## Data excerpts
--------------------------------

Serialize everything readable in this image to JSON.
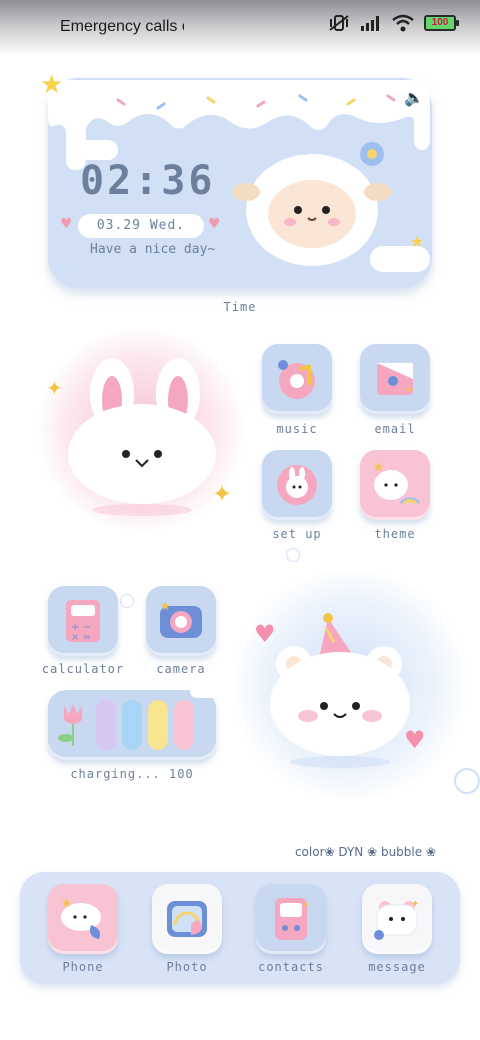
{
  "status_bar": {
    "carrier_text": "Emergency calls o",
    "battery": "100"
  },
  "clock_widget": {
    "time": "02:36",
    "date": "03.29  Wed.",
    "greeting": "Have a nice day~",
    "label": "Time"
  },
  "apps": {
    "music": "music",
    "email": "email",
    "setup": "set up",
    "theme": "theme",
    "calculator": "calculator",
    "camera": "camera"
  },
  "charging": {
    "label": "charging... 100"
  },
  "watermark": {
    "text": "color❀ DYN ❀ bubble ❀"
  },
  "dock": {
    "phone": "Phone",
    "photo": "Photo",
    "contacts": "contacts",
    "message": "message"
  },
  "colors": {
    "accent_blue": "#c9d8f1",
    "accent_pink": "#f8c3d3",
    "text": "#6c7f9c"
  }
}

--------------------------------

## Request
Omit every picture, then reproduce the rest of the listing exactly.

## Answer to the task
Serialize everything readable in this image to JSON.
{
  "status_bar": {
    "carrier_text": "Emergency calls o",
    "battery": "100"
  },
  "clock_widget": {
    "time": "02:36",
    "date": "03.29  Wed.",
    "greeting": "Have a nice day~",
    "label": "Time"
  },
  "apps": {
    "music": "music",
    "email": "email",
    "setup": "set up",
    "theme": "theme",
    "calculator": "calculator",
    "camera": "camera"
  },
  "charging": {
    "label": "charging... 100"
  },
  "watermark": {
    "text": "color❀ DYN ❀ bubble ❀"
  },
  "dock": {
    "phone": "Phone",
    "photo": "Photo",
    "contacts": "contacts",
    "message": "message"
  },
  "colors": {
    "accent_blue": "#c9d8f1",
    "accent_pink": "#f8c3d3",
    "text": "#6c7f9c"
  }
}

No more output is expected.